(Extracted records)
┄┄┄┄┄┄┄┄┄┄┄┄┄┄┄┄┄┄┄┄
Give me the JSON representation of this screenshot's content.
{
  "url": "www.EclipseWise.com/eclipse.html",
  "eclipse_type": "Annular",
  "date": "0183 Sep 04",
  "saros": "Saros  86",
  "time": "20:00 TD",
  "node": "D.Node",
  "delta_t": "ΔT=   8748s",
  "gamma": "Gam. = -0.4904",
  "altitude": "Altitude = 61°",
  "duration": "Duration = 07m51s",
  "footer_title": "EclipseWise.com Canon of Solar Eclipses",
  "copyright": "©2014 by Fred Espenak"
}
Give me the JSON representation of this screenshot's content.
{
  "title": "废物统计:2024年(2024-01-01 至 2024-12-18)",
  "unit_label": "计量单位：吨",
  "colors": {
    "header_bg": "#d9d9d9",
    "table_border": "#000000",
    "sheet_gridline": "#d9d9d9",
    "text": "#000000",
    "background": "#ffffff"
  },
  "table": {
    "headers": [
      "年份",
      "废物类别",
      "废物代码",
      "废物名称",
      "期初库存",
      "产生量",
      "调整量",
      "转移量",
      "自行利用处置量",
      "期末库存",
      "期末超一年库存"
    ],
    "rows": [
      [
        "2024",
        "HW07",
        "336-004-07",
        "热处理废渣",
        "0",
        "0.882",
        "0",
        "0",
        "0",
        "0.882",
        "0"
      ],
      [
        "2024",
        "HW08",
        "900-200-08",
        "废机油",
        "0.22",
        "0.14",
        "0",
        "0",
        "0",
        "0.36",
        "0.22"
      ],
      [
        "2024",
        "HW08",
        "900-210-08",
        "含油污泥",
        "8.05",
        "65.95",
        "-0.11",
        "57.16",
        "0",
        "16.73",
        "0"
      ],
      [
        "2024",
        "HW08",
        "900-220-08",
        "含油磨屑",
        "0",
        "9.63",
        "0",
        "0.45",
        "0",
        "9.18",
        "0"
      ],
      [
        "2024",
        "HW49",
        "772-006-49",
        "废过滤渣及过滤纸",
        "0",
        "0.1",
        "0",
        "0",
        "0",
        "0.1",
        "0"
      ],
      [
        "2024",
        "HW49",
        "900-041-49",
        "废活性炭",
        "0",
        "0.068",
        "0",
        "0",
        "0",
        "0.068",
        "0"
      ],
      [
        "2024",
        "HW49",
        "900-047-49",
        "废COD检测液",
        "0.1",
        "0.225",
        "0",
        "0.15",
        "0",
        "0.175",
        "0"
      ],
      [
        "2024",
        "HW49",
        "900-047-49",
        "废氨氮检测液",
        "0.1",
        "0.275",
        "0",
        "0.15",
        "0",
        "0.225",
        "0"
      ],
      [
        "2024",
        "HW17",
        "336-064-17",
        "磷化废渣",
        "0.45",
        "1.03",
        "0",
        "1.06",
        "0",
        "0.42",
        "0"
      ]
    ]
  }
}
┄┄┄┄┄┄┄┄┄┄┄┄┄┄┄┄┄┄┄┄
### EXERCISE REQUIREMENTS
Exactly reproduce every line of the data above.

### CORRECT RESULT
Give me the JSON representation of this screenshot's content.
{
  "url": "www.EclipseWise.com/eclipse.html",
  "eclipse_type": "Annular",
  "date": "0183 Sep 04",
  "saros": "Saros  86",
  "time": "20:00 TD",
  "node": "D.Node",
  "delta_t": "ΔT=   8748s",
  "gamma": "Gam. = -0.4904",
  "altitude": "Altitude = 61°",
  "duration": "Duration = 07m51s",
  "footer_title": "EclipseWise.com Canon of Solar Eclipses",
  "copyright": "©2014 by Fred Espenak"
}
Give me the JSON representation of this screenshot's content.
{
  "title": "废物统计:2024年(2024-01-01 至 2024-12-18)",
  "unit_label": "计量单位：吨",
  "colors": {
    "header_bg": "#d9d9d9",
    "table_border": "#000000",
    "sheet_gridline": "#d9d9d9",
    "text": "#000000",
    "background": "#ffffff"
  },
  "table": {
    "headers": [
      "年份",
      "废物类别",
      "废物代码",
      "废物名称",
      "期初库存",
      "产生量",
      "调整量",
      "转移量",
      "自行利用处置量",
      "期末库存",
      "期末超一年库存"
    ],
    "rows": [
      [
        "2024",
        "HW07",
        "336-004-07",
        "热处理废渣",
        "0",
        "0.882",
        "0",
        "0",
        "0",
        "0.882",
        "0"
      ],
      [
        "2024",
        "HW08",
        "900-200-08",
        "废机油",
        "0.22",
        "0.14",
        "0",
        "0",
        "0",
        "0.36",
        "0.22"
      ],
      [
        "2024",
        "HW08",
        "900-210-08",
        "含油污泥",
        "8.05",
        "65.95",
        "-0.11",
        "57.16",
        "0",
        "16.73",
        "0"
      ],
      [
        "2024",
        "HW08",
        "900-220-08",
        "含油磨屑",
        "0",
        "9.63",
        "0",
        "0.45",
        "0",
        "9.18",
        "0"
      ],
      [
        "2024",
        "HW49",
        "772-006-49",
        "废过滤渣及过滤纸",
        "0",
        "0.1",
        "0",
        "0",
        "0",
        "0.1",
        "0"
      ],
      [
        "2024",
        "HW49",
        "900-041-49",
        "废活性炭",
        "0",
        "0.068",
        "0",
        "0",
        "0",
        "0.068",
        "0"
      ],
      [
        "2024",
        "HW49",
        "900-047-49",
        "废COD检测液",
        "0.1",
        "0.225",
        "0",
        "0.15",
        "0",
        "0.175",
        "0"
      ],
      [
        "2024",
        "HW49",
        "900-047-49",
        "废氨氮检测液",
        "0.1",
        "0.275",
        "0",
        "0.15",
        "0",
        "0.225",
        "0"
      ],
      [
        "2024",
        "HW17",
        "336-064-17",
        "磷化废渣",
        "0.45",
        "1.03",
        "0",
        "1.06",
        "0",
        "0.42",
        "0"
      ]
    ]
  }
}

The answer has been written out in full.